Finally you push commited changes to the forked repository:

git push origin master


10. Create Pull Request
Pull Request is based on feature branch and will be the place for all the things about further feature development - discussion, review, changes history etc.
You should create Pull Request on the page of the forked repository:

Create Pull Request

The button is disabled in this screenshot because I’ve already merged the changes, so you will see enabled button after the previous step.

Steps 11-15 are one iteration of the feature development itself and can be repeated multiple times until all the requirements will be satisfied.
(Formally initial changes are also the part of this process but it is described above as a separate step to focus on Pull Request creation.)


11. Commit changes
You commit and push further changes using the same command as before:

git add <files>
git commit -m "<comment>"
git push origin master

In the case of contributing to mlxtend I created the code for the feature and prepared tests and documentation for it.


12. Check changes using GitHub Actions
GitHub Actions makes it easy to build, test and deploy your code right from GitHub.
· · · · · · ·
* **Exercise tasks**
1) In the text on contributing through a GitHub pull request, which numbered steps make up one iteration of feature development that can be repeated?
2) Retype the text on contributing through a GitHub pull request from "git add <files>" up to and including "documentation for it.".
3) Extend the text on contributing through a GitHub pull request, picking up after its final sentence.
· · · · · · ·
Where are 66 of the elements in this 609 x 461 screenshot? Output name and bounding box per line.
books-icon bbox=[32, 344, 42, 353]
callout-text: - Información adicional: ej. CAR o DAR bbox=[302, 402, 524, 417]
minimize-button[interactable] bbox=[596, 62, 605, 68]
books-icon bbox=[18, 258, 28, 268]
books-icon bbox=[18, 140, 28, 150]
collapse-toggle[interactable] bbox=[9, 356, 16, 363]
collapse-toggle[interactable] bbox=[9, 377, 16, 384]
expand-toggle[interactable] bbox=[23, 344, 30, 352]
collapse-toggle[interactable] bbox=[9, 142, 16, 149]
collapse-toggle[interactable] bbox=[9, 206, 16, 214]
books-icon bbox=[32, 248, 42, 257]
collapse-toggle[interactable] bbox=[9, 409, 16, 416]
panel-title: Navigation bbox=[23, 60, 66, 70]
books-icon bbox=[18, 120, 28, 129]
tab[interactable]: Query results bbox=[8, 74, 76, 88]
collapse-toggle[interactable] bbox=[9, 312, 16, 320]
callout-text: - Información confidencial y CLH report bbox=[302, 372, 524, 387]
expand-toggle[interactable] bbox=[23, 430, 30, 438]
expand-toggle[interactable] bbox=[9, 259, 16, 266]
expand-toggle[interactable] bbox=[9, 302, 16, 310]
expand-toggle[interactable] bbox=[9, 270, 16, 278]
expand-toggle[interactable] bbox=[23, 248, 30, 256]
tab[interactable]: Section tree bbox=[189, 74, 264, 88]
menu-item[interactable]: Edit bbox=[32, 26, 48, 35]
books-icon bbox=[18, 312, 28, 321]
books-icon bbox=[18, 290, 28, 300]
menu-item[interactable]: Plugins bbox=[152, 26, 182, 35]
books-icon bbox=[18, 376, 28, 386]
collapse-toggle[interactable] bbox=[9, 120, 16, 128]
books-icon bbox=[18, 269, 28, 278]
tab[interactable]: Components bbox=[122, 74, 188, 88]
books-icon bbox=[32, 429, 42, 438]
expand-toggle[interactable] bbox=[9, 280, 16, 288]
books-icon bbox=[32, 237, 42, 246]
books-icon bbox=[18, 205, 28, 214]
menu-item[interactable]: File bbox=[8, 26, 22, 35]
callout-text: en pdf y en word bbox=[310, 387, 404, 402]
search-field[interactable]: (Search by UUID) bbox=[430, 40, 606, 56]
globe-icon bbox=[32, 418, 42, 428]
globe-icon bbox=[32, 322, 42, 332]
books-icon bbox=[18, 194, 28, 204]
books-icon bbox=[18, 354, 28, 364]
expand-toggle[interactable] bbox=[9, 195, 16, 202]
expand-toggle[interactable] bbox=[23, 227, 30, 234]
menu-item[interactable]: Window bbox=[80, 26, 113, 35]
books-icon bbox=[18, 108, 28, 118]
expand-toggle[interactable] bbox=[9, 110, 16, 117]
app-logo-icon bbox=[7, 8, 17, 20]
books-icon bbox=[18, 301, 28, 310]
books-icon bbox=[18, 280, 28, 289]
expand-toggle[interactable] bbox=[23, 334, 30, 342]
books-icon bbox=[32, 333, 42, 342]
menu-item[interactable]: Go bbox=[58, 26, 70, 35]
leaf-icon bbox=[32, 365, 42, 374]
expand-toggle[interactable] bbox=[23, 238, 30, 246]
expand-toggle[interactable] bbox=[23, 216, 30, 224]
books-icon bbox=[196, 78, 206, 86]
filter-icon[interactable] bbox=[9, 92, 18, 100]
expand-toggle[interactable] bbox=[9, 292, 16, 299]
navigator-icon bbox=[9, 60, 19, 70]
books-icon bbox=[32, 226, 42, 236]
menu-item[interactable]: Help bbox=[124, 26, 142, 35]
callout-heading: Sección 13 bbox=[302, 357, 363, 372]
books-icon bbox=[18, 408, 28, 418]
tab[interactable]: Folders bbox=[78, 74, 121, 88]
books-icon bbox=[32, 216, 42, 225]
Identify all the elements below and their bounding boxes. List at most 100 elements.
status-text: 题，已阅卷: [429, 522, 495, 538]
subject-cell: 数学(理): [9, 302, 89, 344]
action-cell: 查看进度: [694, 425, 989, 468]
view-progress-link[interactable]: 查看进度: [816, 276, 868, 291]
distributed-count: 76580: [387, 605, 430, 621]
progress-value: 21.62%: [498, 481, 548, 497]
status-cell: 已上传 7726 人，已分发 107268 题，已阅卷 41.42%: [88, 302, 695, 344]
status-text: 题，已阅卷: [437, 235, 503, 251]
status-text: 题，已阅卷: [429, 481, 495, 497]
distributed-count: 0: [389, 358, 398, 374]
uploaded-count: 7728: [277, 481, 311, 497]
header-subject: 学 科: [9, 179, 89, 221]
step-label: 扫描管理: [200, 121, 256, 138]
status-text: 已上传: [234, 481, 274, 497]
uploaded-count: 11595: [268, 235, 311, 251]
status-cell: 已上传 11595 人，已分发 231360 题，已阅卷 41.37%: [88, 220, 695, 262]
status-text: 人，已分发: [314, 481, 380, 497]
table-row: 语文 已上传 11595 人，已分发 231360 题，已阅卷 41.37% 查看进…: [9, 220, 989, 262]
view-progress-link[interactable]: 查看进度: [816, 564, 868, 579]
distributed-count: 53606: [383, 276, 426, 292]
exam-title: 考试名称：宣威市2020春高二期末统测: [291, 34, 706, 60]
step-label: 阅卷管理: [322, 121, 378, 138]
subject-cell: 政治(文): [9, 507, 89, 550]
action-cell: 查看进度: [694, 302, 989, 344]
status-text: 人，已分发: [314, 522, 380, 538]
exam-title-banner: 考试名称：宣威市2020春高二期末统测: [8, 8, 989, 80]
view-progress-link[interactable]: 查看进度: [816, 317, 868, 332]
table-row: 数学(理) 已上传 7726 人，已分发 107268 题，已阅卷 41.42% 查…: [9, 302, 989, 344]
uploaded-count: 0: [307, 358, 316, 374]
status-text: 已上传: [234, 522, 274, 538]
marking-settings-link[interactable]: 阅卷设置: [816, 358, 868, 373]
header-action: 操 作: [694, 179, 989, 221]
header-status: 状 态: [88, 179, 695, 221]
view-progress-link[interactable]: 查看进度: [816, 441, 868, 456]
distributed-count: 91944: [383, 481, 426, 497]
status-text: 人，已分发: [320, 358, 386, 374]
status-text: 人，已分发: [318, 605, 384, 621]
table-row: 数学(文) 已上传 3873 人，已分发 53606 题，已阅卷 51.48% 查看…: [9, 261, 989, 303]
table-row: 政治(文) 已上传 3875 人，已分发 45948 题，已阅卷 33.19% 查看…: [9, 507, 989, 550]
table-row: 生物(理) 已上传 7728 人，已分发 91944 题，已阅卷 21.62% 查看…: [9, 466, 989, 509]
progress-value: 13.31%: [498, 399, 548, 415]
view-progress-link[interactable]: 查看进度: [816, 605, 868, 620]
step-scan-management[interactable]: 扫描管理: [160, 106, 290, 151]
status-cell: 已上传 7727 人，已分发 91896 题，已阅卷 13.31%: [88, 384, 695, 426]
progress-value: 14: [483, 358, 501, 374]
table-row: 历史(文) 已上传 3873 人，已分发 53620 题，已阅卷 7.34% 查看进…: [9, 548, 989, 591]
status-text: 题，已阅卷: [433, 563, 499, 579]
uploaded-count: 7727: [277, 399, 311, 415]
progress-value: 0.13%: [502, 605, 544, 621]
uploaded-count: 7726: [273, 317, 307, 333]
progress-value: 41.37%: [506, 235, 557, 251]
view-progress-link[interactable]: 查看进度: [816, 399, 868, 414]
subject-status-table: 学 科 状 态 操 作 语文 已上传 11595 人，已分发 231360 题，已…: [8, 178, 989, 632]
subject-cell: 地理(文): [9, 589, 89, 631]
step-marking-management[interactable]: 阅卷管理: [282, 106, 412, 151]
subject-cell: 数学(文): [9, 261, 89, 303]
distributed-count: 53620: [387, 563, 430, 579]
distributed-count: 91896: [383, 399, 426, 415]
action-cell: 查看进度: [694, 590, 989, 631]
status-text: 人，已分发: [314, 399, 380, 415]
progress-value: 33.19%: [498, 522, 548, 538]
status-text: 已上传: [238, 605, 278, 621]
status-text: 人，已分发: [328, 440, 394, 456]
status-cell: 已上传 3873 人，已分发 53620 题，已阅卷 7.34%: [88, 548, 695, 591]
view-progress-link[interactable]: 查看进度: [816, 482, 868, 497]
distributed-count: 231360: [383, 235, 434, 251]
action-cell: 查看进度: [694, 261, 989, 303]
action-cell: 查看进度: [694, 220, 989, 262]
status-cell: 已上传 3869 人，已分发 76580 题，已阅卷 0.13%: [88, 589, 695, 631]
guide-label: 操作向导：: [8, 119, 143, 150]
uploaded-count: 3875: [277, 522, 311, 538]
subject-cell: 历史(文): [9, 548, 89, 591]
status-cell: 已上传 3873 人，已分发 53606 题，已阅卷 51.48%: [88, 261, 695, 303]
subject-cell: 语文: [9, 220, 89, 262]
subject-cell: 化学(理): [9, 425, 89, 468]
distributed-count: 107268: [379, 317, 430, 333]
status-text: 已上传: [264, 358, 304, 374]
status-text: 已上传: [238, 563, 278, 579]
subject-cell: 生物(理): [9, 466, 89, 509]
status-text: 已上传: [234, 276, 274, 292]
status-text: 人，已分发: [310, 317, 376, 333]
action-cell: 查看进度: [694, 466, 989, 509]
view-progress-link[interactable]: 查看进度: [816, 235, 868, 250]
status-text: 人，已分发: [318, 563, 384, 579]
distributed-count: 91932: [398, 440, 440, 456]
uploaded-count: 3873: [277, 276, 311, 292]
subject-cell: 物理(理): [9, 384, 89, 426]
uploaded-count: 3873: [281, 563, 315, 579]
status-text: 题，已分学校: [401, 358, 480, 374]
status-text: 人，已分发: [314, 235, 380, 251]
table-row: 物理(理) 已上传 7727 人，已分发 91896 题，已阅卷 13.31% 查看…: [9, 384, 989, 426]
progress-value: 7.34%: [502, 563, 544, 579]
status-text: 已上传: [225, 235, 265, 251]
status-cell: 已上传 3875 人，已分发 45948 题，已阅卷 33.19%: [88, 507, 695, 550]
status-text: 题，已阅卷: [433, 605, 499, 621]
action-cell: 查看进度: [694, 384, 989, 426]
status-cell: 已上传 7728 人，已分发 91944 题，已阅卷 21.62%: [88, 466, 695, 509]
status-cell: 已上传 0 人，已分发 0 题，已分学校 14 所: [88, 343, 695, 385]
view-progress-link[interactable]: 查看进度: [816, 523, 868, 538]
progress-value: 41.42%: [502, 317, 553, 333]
· · · · · · ·
* **Expected outputs**
1) Steps 11-15.

2)
git add <files>
git commit -m "<comment>"
git push origin master

In the case of contributing to mlxtend I created the code for the feature and prepared tests and documentation for it.

3)
There are 2 actions in mlxtend which are executed for each change pushed to the feature branch - unit tests and linting:

GitHub Actions

These actions consist of the following steps:

Testing Linting
Testing Linting

The status of checking will be shown in Pull Request for each pushed change and you can drill down to see the details:

GitHub Actions Status


13-15. Review proposed changes
During these steps the maintainer can check the proposed changes (Step 13) and the status of executed checks by GitHub Actions, and give a feedback after review (Step 14):

Review

The maintainer can also add the changes directly to the feature branch (Step 15) but I will not describe it here because this article explains it very clear.

16. Merge changes to the main branch
After all requirements are satisfied, maintainer will merge accepted changes to the main branch.

Additional cases

There are additional cases that you will encounter and it is very useful to know how to deal with them.

Update the forked repository with upstream changes

# Sync main branch of the forked repository with the changes from the upstream repository
git checkout master
git pull upstream master

# Push changes to the forked repository
git push origin master


Merge changes from the main branch to the feature branch

# Merge changes to the feature branch
git checkout <feature-branch>
git merge master

# Push changes to the forked repository
git push origin <feature-branch>


Delete local and remote feature branches

# Switch from feature branch
git checkout master

# Delete local branch
git branch -D <feature-branch>

# Delete remote branch
git push -d origin <feature-branch>


If you are interested in more cases and details, these links were very useful for me:

Results

What I gained at the end of contributing?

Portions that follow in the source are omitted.